──────── RECORDS SHOWN
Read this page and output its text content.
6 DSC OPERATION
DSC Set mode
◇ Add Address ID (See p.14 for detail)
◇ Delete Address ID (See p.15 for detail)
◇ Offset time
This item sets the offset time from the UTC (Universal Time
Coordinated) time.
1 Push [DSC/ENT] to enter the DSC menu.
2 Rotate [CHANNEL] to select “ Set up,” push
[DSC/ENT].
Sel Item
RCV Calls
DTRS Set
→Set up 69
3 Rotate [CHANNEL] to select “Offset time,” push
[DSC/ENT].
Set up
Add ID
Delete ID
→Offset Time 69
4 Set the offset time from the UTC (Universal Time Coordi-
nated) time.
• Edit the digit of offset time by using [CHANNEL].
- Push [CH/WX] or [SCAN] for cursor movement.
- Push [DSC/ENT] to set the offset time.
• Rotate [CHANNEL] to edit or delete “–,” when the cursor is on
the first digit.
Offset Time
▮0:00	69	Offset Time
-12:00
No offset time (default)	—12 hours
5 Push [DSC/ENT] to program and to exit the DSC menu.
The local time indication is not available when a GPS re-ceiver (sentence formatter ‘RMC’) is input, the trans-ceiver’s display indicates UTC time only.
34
────────────────
SET PROBLEM :: Of the lines in the records, determine how many contain the word "detail", and report that number alone.

FULL OUTPUT :: 2